• **EXERCISE REQUIREMENTS**
In the post on time series anomaly detection below, what does the Autoregressive (AR) model assume?

Time Series Anomaly Detection: The Detective’s Toolbox

Georgian

Published in

Georgian Impact Blog

9 min readNov 11, 2022

By: Benjamin Ye and Angeline Yasodhara

This is the second post of our series on time series outlier detection. You can read the first post here.

In our last blog, we have introduced the main families of scoring algorithms and how Georgian together with cybersecurity companies used these techniques to detect threats. In this post, we will take a look into the detective’s toolbox for a closer examination of these techniques.

I. Detection Methods

Recall from the last post that the first step in a time series anomaly detection system is to use a model that transforms time series into anomaly scores at each time step. Common methods include prediction-based, reconstruction-based, and distance-based models. Let’s examine each one in detail.

Prediction-Based Methods

Previously, we defined time series as an ordered set:

X = {x₀, x₁, …, xₙ₋₁, xₙ}

such that

xₜ = f(x₀, x₁, …, xₜ₋₁) + ϵ

Which indicates that a value at a certain time point, xₜ, is a function of values before it ( x₀, x₁, …, xₜ₋₁).

Prediction-based methods work as follows:

During training, fit an estimator to model xₜ for t=0, 1, 2, …, n. Ideally, only non-anomalous data should be fitted. In production, the models are periodically rebuilt to adapt to changes in time series.
At inference time, the anomaly score can be calculated by calculating the difference between the predicted and actual value for that time point.
Values that fall outside the prediction’s confidence interval can be directly classified as anomalous. Alternatively, we can also take the anomaly score and tune the threshold as discussed later in the blog.

Outside of the realm of anomaly detection, this estimator can also be used to predict future values of the time series — two birds in one stone!

*Example of anomaly detection with ARIMA, a prediction-based method. Values outside of prediction confidence intervals (in grey) are marked as outliers. Credit:* *stackexchange.com*

The estimator can be fitted from a variety of algorithms, from classical autoregressive models to state-of-the-art neural networks such as transformers. It must be noted that some models make strong assumptions on the temporal relationships of variables. For example, Autoregressive (AR) model assumes that current value is a linear combination of past values. Autoregressive Integrated Moving Average (ARIMA), on the other hand, combines AR with Moving Average, to enable non-linear representation (See this blog for a detailed explanation). ARIMA-based models are powerful, stable, theoretically solid, tools for forecasting. However, they are built on certain assumptions of the data and require more in-depth analysis to be properly used.

Machine learning and deep learning models, on the other hand, impose very little prior on the underlying structures of the time series, and are able to learn non-trivial and non-linear temporal dependencies. DeepAR, Prophet, NeuralProphet, and N-BEATS, N-HiTS (a more scalable version of N-BEATS), and Temporal Fusion Transformer (TFT) are some machine learning models for forecasting. However, they tend to demand much more data to achieve a good result or can be unstable.

Reconstruction-Based Methods

Another general approach for finding anomalies in time series is by using reconstruction-based methods. These methods work as follows:

Train a model to encode time series sub-sequences into a lower-dimensional latent space. Like prediction-based methods, only non-anomalous sub-sequences should be included and models are periodically rebuilt in production.

• **DATA LINES**

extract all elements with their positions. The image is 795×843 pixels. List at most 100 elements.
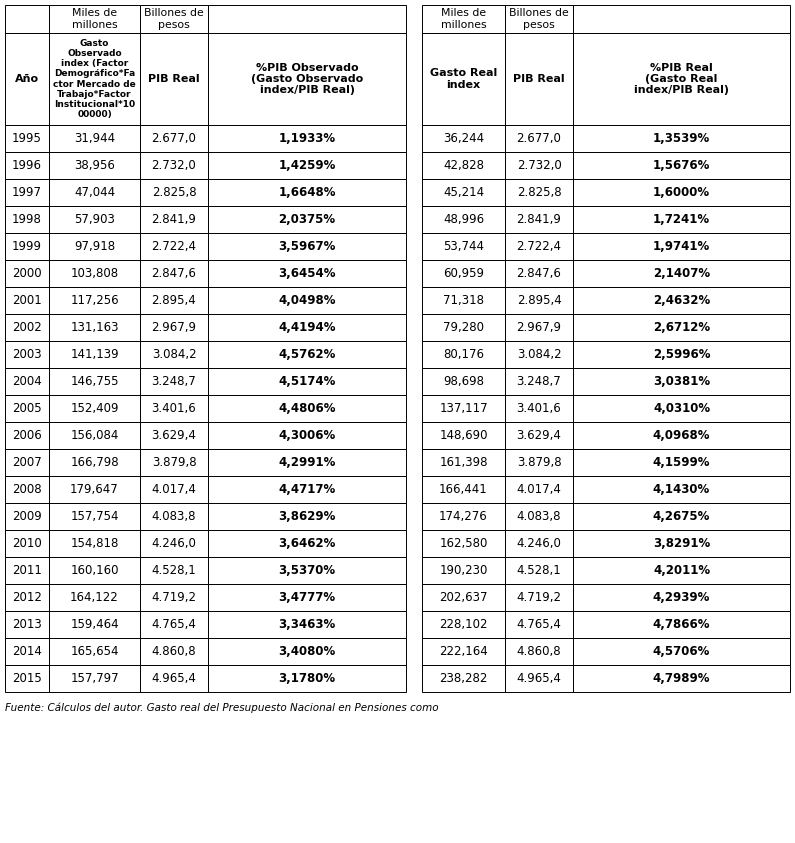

• **EXERCISE SOLUTION**
It assumes that the current value is a linear combination of past values.